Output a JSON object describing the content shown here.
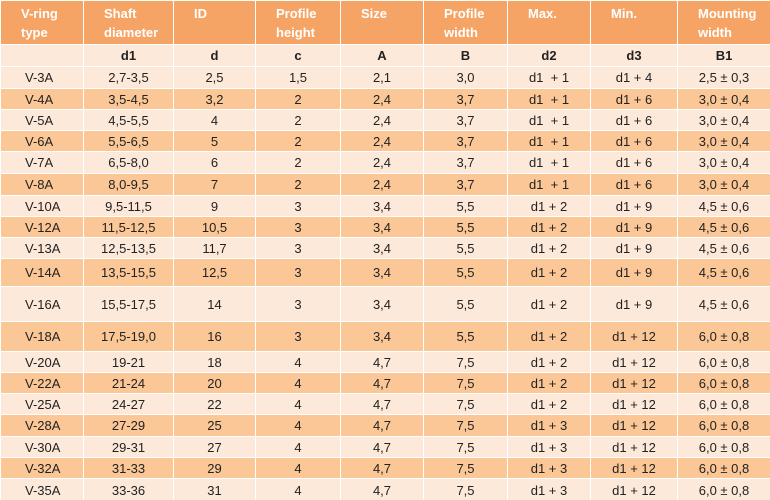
{
  "table": {
    "header": [
      "V-ring\ntype",
      "Shaft\ndiameter",
      "ID",
      "Profile\nheight",
      "Size",
      "Profile\nwidth",
      "Max.",
      "Min.",
      "Mounting\nwidth"
    ],
    "symbols": [
      "d1",
      "d",
      "c",
      "A",
      "B",
      "d2",
      "d3",
      "B1"
    ],
    "rows": [
      [
        "V-3A",
        "2,7-3,5",
        "2,5",
        "1,5",
        "2,1",
        "3,0",
        "d1  + 1",
        "d1 + 4",
        "2,5 ± 0,3"
      ],
      [
        "V-4A",
        "3,5-4,5",
        "3,2",
        "2",
        "2,4",
        "3,7",
        "d1  + 1",
        "d1 + 6",
        "3,0 ± 0,4"
      ],
      [
        "V-5A",
        "4,5-5,5",
        "4",
        "2",
        "2,4",
        "3,7",
        "d1  + 1",
        "d1 + 6",
        "3,0 ± 0,4"
      ],
      [
        "V-6A",
        "5,5-6,5",
        "5",
        "2",
        "2,4",
        "3,7",
        "d1  + 1",
        "d1 + 6",
        "3,0 ± 0,4"
      ],
      [
        "V-7A",
        "6,5-8,0",
        "6",
        "2",
        "2,4",
        "3,7",
        "d1  + 1",
        "d1 + 6",
        "3,0 ± 0,4"
      ],
      [
        "V-8A",
        "8,0-9,5",
        "7",
        "2",
        "2,4",
        "3,7",
        "d1  + 1",
        "d1 + 6",
        "3,0 ± 0,4"
      ],
      [
        "V-10A",
        "9,5-11,5",
        "9",
        "3",
        "3,4",
        "5,5",
        "d1 + 2",
        "d1 + 9",
        "4,5 ± 0,6"
      ],
      [
        "V-12A",
        "11,5-12,5",
        "10,5",
        "3",
        "3,4",
        "5,5",
        "d1 + 2",
        "d1 + 9",
        "4,5 ± 0,6"
      ],
      [
        "V-13A",
        "12,5-13,5",
        "11,7",
        "3",
        "3,4",
        "5,5",
        "d1 + 2",
        "d1 + 9",
        "4,5 ± 0,6"
      ],
      [
        "V-14A",
        "13,5-15,5",
        "12,5",
        "3",
        "3,4",
        "5,5",
        "d1 + 2",
        "d1 + 9",
        "4,5 ± 0,6"
      ],
      [
        "V-16A",
        "15,5-17,5",
        "14",
        "3",
        "3,4",
        "5,5",
        "d1 + 2",
        "d1 + 9",
        "4,5 ± 0,6"
      ],
      [
        "V-18A",
        "17,5-19,0",
        "16",
        "3",
        "3,4",
        "5,5",
        "d1 + 2",
        "d1 + 12",
        "6,0 ± 0,8"
      ],
      [
        "V-20A",
        "19-21",
        "18",
        "4",
        "4,7",
        "7,5",
        "d1 + 2",
        "d1 + 12",
        "6,0 ± 0,8"
      ],
      [
        "V-22A",
        "21-24",
        "20",
        "4",
        "4,7",
        "7,5",
        "d1 + 2",
        "d1 + 12",
        "6,0 ± 0,8"
      ],
      [
        "V-25A",
        "24-27",
        "22",
        "4",
        "4,7",
        "7,5",
        "d1 + 2",
        "d1 + 12",
        "6,0 ± 0,8"
      ],
      [
        "V-28A",
        "27-29",
        "25",
        "4",
        "4,7",
        "7,5",
        "d1 + 3",
        "d1 + 12",
        "6,0 ± 0,8"
      ],
      [
        "V-30A",
        "29-31",
        "27",
        "4",
        "4,7",
        "7,5",
        "d1 + 3",
        "d1 + 12",
        "6,0 ± 0,8"
      ],
      [
        "V-32A",
        "31-33",
        "29",
        "4",
        "4,7",
        "7,5",
        "d1 + 3",
        "d1 + 12",
        "6,0 ± 0,8"
      ],
      [
        "V-35A",
        "33-36",
        "31",
        "4",
        "4,7",
        "7,5",
        "d1 + 3",
        "d1 + 12",
        "6,0 ± 0,8"
      ]
    ]
  }
}
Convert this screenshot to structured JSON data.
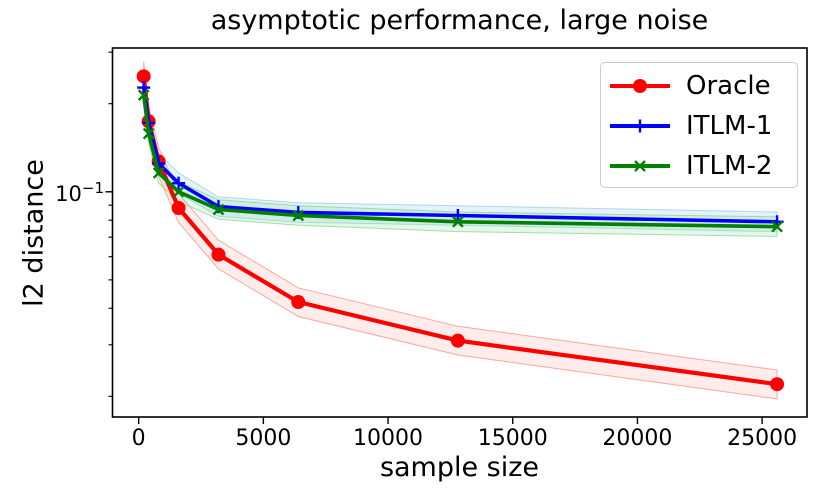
{
  "figure": {
    "title": "asymptotic performance, large noise",
    "xlabel": "sample size",
    "ylabel": "l2 distance"
  },
  "legend": {
    "position": "upper right",
    "items": [
      {
        "label": "Oracle",
        "color": "#ff0000",
        "marker": "circle"
      },
      {
        "label": "ITLM-1",
        "color": "#0000ff",
        "marker": "plus"
      },
      {
        "label": "ITLM-2",
        "color": "#008000",
        "marker": "x"
      }
    ]
  },
  "chart_data": {
    "type": "line",
    "title": "asymptotic performance, large noise",
    "xlabel": "sample size",
    "ylabel": "l2 distance",
    "x_scale": "linear",
    "y_scale": "log",
    "grid": false,
    "legend_position": "upper right",
    "x": [
      200,
      400,
      800,
      1600,
      3200,
      6400,
      12800,
      25600
    ],
    "series": [
      {
        "name": "Oracle",
        "color": "#ff0000",
        "marker": "circle",
        "line_width": 4.2,
        "values": [
          0.248,
          0.174,
          0.127,
          0.088,
          0.061,
          0.042,
          0.031,
          0.022
        ],
        "band_lower": [
          0.221,
          0.155,
          0.113,
          0.0786,
          0.0545,
          0.0375,
          0.0277,
          0.0196
        ],
        "band_upper": [
          0.278,
          0.195,
          0.142,
          0.0986,
          0.0683,
          0.047,
          0.0347,
          0.0246
        ],
        "band_fill": "rgba(255,70,60,0.10)",
        "band_edge": "rgba(250,140,130,0.75)"
      },
      {
        "name": "ITLM-1",
        "color": "#0000ff",
        "marker": "plus",
        "line_width": 3.6,
        "values": [
          0.227,
          0.172,
          0.125,
          0.107,
          0.089,
          0.085,
          0.083,
          0.079
        ],
        "band_lower": [
          0.21,
          0.159,
          0.116,
          0.099,
          0.0824,
          0.0787,
          0.0769,
          0.0731
        ],
        "band_upper": [
          0.245,
          0.186,
          0.135,
          0.116,
          0.0961,
          0.0918,
          0.0896,
          0.0853
        ],
        "band_fill": "rgba(160,210,235,0.28)",
        "band_edge": "rgba(150,205,235,0.75)"
      },
      {
        "name": "ITLM-2",
        "color": "#008000",
        "marker": "x",
        "line_width": 3.6,
        "values": [
          0.214,
          0.158,
          0.116,
          0.1,
          0.087,
          0.083,
          0.079,
          0.076
        ],
        "band_lower": [
          0.198,
          0.146,
          0.107,
          0.0926,
          0.0806,
          0.0769,
          0.0731,
          0.0704
        ],
        "band_upper": [
          0.231,
          0.171,
          0.125,
          0.108,
          0.094,
          0.0896,
          0.0853,
          0.0821
        ],
        "band_fill": "rgba(150,225,160,0.25)",
        "band_edge": "rgba(130,210,140,0.7)"
      }
    ],
    "x_ticks": [
      {
        "value": 0,
        "label": "0"
      },
      {
        "value": 5000,
        "label": "5000"
      },
      {
        "value": 10000,
        "label": "10000"
      },
      {
        "value": 15000,
        "label": "15000"
      },
      {
        "value": 20000,
        "label": "20000"
      },
      {
        "value": 25000,
        "label": "25000"
      }
    ],
    "y_tick": {
      "value": 0.1,
      "base": "10",
      "exp": "−1"
    },
    "y_minor_ticks": [
      0.3,
      0.2,
      0.09,
      0.08,
      0.07,
      0.06,
      0.05,
      0.04,
      0.03,
      0.02
    ],
    "xlim": [
      -1050,
      26800
    ],
    "ylim": [
      0.017,
      0.31
    ]
  }
}
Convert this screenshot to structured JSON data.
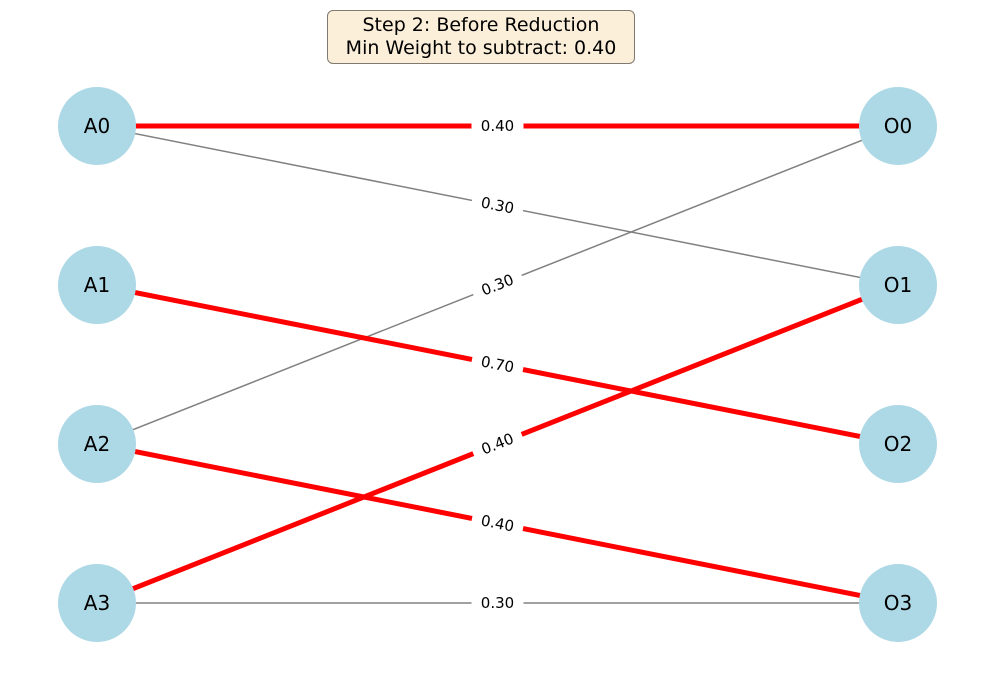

################

Without including any picture, retype the entries exactly.

RESULT:
Output a JSON object describing the content shown here.
{
  "table": {
    "header": [
      "V-ring\ntype",
      "Shaft\ndiameter",
      "ID",
      "Profile\nheight",
      "Size",
      "Profile\nwidth",
      "Max.",
      "Min.",
      "Mounting\nwidth"
    ],
    "symbols": [
      "d1",
      "d",
      "c",
      "A",
      "B",
      "d2",
      "d3",
      "B1"
    ],
    "rows": [
      [
        "V-3A",
        "2,7-3,5",
        "2,5",
        "1,5",
        "2,1",
        "3,0",
        "d1  + 1",
        "d1 + 4",
        "2,5 ± 0,3"
      ],
      [
        "V-4A",
        "3,5-4,5",
        "3,2",
        "2",
        "2,4",
        "3,7",
        "d1  + 1",
        "d1 + 6",
        "3,0 ± 0,4"
      ],
      [
        "V-5A",
        "4,5-5,5",
        "4",
        "2",
        "2,4",
        "3,7",
        "d1  + 1",
        "d1 + 6",
        "3,0 ± 0,4"
      ],
      [
        "V-6A",
        "5,5-6,5",
        "5",
        "2",
        "2,4",
        "3,7",
        "d1  + 1",
        "d1 + 6",
        "3,0 ± 0,4"
      ],
      [
        "V-7A",
        "6,5-8,0",
        "6",
        "2",
        "2,4",
        "3,7",
        "d1  + 1",
        "d1 + 6",
        "3,0 ± 0,4"
      ],
      [
        "V-8A",
        "8,0-9,5",
        "7",
        "2",
        "2,4",
        "3,7",
        "d1  + 1",
        "d1 + 6",
        "3,0 ± 0,4"
      ],
      [
        "V-10A",
        "9,5-11,5",
        "9",
        "3",
        "3,4",
        "5,5",
        "d1 + 2",
        "d1 + 9",
        "4,5 ± 0,6"
      ],
      [
        "V-12A",
        "11,5-12,5",
        "10,5",
        "3",
        "3,4",
        "5,5",
        "d1 + 2",
        "d1 + 9",
        "4,5 ± 0,6"
      ],
      [
        "V-13A",
        "12,5-13,5",
        "11,7",
        "3",
        "3,4",
        "5,5",
        "d1 + 2",
        "d1 + 9",
        "4,5 ± 0,6"
      ],
      [
        "V-14A",
        "13,5-15,5",
        "12,5",
        "3",
        "3,4",
        "5,5",
        "d1 + 2",
        "d1 + 9",
        "4,5 ± 0,6"
      ],
      [
        "V-16A",
        "15,5-17,5",
        "14",
        "3",
        "3,4",
        "5,5",
        "d1 + 2",
        "d1 + 9",
        "4,5 ± 0,6"
      ],
      [
        "V-18A",
        "17,5-19,0",
        "16",
        "3",
        "3,4",
        "5,5",
        "d1 + 2",
        "d1 + 12",
        "6,0 ± 0,8"
      ],
      [
        "V-20A",
        "19-21",
        "18",
        "4",
        "4,7",
        "7,5",
        "d1 + 2",
        "d1 + 12",
        "6,0 ± 0,8"
      ],
      [
        "V-22A",
        "21-24",
        "20",
        "4",
        "4,7",
        "7,5",
        "d1 + 2",
        "d1 + 12",
        "6,0 ± 0,8"
      ],
      [
        "V-25A",
        "24-27",
        "22",
        "4",
        "4,7",
        "7,5",
        "d1 + 2",
        "d1 + 12",
        "6,0 ± 0,8"
      ],
      [
        "V-28A",
        "27-29",
        "25",
        "4",
        "4,7",
        "7,5",
        "d1 + 3",
        "d1 + 12",
        "6,0 ± 0,8"
      ],
      [
        "V-30A",
        "29-31",
        "27",
        "4",
        "4,7",
        "7,5",
        "d1 + 3",
        "d1 + 12",
        "6,0 ± 0,8"
      ],
      [
        "V-32A",
        "31-33",
        "29",
        "4",
        "4,7",
        "7,5",
        "d1 + 3",
        "d1 + 12",
        "6,0 ± 0,8"
      ],
      [
        "V-35A",
        "33-36",
        "31",
        "4",
        "4,7",
        "7,5",
        "d1 + 3",
        "d1 + 12",
        "6,0 ± 0,8"
      ]
    ]
  }
}
Convert this screenshot to structured JSON data.
{
  "figure": {
    "title": "asymptotic performance, large noise",
    "xlabel": "sample size",
    "ylabel": "l2 distance"
  },
  "legend": {
    "position": "upper right",
    "items": [
      {
        "label": "Oracle",
        "color": "#ff0000",
        "marker": "circle"
      },
      {
        "label": "ITLM-1",
        "color": "#0000ff",
        "marker": "plus"
      },
      {
        "label": "ITLM-2",
        "color": "#008000",
        "marker": "x"
      }
    ]
  },
  "chart_data": {
    "type": "line",
    "title": "asymptotic performance, large noise",
    "xlabel": "sample size",
    "ylabel": "l2 distance",
    "x_scale": "linear",
    "y_scale": "log",
    "grid": false,
    "legend_position": "upper right",
    "x": [
      200,
      400,
      800,
      1600,
      3200,
      6400,
      12800,
      25600
    ],
    "series": [
      {
        "name": "Oracle",
        "color": "#ff0000",
        "marker": "circle",
        "line_width": 4.2,
        "values": [
          0.248,
          0.174,
          0.127,
          0.088,
          0.061,
          0.042,
          0.031,
          0.022
        ],
        "band_lower": [
          0.221,
          0.155,
          0.113,
          0.0786,
          0.0545,
          0.0375,
          0.0277,
          0.0196
        ],
        "band_upper": [
          0.278,
          0.195,
          0.142,
          0.0986,
          0.0683,
          0.047,
          0.0347,
          0.0246
        ],
        "band_fill": "rgba(255,70,60,0.10)",
        "band_edge": "rgba(250,140,130,0.75)"
      },
      {
        "name": "ITLM-1",
        "color": "#0000ff",
        "marker": "plus",
        "line_width": 3.6,
        "values": [
          0.227,
          0.172,
          0.125,
          0.107,
          0.089,
          0.085,
          0.083,
          0.079
        ],
        "band_lower": [
          0.21,
          0.159,
          0.116,
          0.099,
          0.0824,
          0.0787,
          0.0769,
          0.0731
        ],
        "band_upper": [
          0.245,
          0.186,
          0.135,
          0.116,
          0.0961,
          0.0918,
          0.0896,
          0.0853
        ],
        "band_fill": "rgba(160,210,235,0.28)",
        "band_edge": "rgba(150,205,235,0.75)"
      },
      {
        "name": "ITLM-2",
        "color": "#008000",
        "marker": "x",
        "line_width": 3.6,
        "values": [
          0.214,
          0.158,
          0.116,
          0.1,
          0.087,
          0.083,
          0.079,
          0.076
        ],
        "band_lower": [
          0.198,
          0.146,
          0.107,
          0.0926,
          0.0806,
          0.0769,
          0.0731,
          0.0704
        ],
        "band_upper": [
          0.231,
          0.171,
          0.125,
          0.108,
          0.094,
          0.0896,
          0.0853,
          0.0821
        ],
        "band_fill": "rgba(150,225,160,0.25)",
        "band_edge": "rgba(130,210,140,0.7)"
      }
    ],
    "x_ticks": [
      {
        "value": 0,
        "label": "0"
      },
      {
        "value": 5000,
        "label": "5000"
      },
      {
        "value": 10000,
        "label": "10000"
      },
      {
        "value": 15000,
        "label": "15000"
      },
      {
        "value": 20000,
        "label": "20000"
      },
      {
        "value": 25000,
        "label": "25000"
      }
    ],
    "y_tick": {
      "value": 0.1,
      "base": "10",
      "exp": "−1"
    },
    "y_minor_ticks": [
      0.3,
      0.2,
      0.09,
      0.08,
      0.07,
      0.06,
      0.05,
      0.04,
      0.03,
      0.02
    ],
    "xlim": [
      -1050,
      26800
    ],
    "ylim": [
      0.017,
      0.31
    ]
  }
}
Convert this screenshot to structured JSON data.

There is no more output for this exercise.